Exercise goal: Gather all lines with "Cement" from the records.

**** Records for the exercise

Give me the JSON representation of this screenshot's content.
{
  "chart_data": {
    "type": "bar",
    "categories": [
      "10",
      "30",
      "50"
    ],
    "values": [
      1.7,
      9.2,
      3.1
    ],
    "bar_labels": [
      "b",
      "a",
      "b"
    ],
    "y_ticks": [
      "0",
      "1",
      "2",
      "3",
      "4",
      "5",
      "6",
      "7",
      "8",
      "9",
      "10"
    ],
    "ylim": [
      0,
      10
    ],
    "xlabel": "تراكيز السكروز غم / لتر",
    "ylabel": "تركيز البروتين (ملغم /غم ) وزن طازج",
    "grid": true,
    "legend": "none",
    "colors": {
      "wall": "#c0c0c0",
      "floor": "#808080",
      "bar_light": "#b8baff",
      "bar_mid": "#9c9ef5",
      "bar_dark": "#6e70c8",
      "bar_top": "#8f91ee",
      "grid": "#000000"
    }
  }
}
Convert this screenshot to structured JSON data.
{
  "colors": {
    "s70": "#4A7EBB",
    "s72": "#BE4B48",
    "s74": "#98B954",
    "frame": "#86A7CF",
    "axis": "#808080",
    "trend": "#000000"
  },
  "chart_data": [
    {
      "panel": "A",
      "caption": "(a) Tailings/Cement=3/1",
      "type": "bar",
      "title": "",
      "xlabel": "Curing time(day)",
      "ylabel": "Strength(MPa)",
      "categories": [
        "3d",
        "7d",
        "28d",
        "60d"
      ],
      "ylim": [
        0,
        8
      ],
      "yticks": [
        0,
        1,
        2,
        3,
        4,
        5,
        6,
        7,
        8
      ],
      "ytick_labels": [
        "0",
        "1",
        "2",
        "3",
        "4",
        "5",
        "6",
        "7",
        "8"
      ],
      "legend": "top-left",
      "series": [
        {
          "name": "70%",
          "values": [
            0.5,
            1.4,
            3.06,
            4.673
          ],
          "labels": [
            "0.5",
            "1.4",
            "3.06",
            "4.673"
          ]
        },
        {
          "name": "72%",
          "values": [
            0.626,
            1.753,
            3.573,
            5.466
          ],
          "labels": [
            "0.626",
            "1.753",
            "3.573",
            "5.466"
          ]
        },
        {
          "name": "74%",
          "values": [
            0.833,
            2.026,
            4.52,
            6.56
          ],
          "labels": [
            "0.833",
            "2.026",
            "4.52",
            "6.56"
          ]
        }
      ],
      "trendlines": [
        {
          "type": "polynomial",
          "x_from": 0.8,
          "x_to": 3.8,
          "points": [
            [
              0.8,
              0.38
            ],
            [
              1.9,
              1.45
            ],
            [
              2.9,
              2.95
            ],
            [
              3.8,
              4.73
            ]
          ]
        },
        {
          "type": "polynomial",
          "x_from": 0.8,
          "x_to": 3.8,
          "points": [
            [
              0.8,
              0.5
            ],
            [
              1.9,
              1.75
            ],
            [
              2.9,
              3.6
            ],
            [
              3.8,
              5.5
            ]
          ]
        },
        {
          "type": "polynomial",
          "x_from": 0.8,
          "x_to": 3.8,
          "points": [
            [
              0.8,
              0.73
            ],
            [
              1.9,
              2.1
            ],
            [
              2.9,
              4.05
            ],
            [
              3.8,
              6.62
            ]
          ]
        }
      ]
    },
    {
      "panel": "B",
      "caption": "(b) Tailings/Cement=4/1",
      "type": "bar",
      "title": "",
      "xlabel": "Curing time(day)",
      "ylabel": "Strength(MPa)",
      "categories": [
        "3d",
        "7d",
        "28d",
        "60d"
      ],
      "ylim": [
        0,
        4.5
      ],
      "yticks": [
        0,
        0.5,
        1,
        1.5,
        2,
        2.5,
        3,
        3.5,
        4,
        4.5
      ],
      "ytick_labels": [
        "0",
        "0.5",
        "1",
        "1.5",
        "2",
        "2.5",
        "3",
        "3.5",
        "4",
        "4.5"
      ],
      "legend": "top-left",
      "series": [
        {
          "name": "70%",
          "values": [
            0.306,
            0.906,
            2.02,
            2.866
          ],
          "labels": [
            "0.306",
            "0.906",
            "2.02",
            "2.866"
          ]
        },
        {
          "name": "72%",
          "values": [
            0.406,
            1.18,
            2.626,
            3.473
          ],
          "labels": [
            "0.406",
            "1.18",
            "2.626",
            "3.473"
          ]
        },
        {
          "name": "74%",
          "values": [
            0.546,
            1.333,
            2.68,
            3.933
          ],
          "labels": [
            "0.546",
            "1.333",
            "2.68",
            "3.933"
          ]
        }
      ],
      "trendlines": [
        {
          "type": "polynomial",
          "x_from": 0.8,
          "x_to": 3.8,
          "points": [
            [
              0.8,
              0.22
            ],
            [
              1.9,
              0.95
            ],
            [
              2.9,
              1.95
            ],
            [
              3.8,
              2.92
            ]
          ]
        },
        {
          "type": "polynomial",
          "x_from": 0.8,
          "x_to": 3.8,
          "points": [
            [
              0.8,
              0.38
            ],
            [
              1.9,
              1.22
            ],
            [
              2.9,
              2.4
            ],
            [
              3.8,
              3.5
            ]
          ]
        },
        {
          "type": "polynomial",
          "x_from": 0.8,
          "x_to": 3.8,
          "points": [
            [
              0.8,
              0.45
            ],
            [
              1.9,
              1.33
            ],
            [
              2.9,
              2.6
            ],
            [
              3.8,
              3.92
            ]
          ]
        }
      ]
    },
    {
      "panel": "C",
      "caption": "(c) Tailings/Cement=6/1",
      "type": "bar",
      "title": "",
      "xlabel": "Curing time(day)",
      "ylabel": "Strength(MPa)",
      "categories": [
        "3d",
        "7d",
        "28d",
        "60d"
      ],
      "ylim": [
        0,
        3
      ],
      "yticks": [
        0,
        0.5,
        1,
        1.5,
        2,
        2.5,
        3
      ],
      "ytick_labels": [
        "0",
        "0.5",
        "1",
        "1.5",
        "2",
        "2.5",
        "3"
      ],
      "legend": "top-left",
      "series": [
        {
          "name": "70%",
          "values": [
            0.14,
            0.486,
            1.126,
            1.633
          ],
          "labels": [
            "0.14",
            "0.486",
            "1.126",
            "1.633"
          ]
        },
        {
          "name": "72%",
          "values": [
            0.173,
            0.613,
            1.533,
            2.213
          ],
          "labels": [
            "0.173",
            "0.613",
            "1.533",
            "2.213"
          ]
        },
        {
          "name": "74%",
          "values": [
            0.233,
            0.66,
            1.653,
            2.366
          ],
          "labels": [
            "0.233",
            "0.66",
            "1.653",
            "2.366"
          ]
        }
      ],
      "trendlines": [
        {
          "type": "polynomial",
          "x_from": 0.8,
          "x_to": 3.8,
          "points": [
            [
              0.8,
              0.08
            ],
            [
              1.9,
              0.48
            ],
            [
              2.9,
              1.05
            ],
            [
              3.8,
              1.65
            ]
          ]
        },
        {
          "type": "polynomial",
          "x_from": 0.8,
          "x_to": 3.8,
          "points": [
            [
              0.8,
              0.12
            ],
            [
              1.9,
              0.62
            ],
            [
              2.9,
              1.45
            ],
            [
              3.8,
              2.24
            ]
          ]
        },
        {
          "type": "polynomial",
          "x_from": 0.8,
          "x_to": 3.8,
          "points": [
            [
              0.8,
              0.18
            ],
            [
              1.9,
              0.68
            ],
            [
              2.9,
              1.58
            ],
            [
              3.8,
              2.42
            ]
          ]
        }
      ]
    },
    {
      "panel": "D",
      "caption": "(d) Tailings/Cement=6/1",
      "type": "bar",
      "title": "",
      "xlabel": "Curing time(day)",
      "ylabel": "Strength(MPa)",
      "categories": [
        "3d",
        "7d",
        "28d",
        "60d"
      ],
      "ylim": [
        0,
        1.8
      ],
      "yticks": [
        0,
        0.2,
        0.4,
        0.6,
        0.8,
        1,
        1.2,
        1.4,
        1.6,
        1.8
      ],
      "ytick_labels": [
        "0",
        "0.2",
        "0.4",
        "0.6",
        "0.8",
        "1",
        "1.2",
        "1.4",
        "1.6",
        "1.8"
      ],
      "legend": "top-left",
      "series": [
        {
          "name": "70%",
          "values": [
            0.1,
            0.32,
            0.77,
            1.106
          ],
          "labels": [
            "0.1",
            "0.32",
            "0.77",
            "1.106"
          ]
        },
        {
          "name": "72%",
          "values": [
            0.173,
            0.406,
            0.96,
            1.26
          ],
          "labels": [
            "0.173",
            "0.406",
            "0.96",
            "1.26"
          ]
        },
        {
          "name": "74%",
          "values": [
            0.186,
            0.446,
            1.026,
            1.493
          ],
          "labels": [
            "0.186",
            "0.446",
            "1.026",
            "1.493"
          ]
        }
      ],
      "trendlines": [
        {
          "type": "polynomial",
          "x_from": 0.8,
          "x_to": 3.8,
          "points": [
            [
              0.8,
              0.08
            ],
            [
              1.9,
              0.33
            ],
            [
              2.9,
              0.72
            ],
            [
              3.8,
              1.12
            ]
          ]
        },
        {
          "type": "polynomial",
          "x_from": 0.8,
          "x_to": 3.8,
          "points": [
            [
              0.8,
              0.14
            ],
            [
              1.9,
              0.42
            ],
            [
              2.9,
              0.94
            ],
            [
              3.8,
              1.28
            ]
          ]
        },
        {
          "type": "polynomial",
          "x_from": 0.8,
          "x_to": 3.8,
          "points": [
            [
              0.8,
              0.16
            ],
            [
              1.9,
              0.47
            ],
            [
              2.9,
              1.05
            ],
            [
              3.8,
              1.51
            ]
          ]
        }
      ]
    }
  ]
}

********

Solution for this task:
      "caption": "(a) Tailings/Cement=3/1",
      "caption": "(b) Tailings/Cement=4/1",
      "caption": "(c) Tailings/Cement=6/1",
      "caption": "(d) Tailings/Cement=6/1",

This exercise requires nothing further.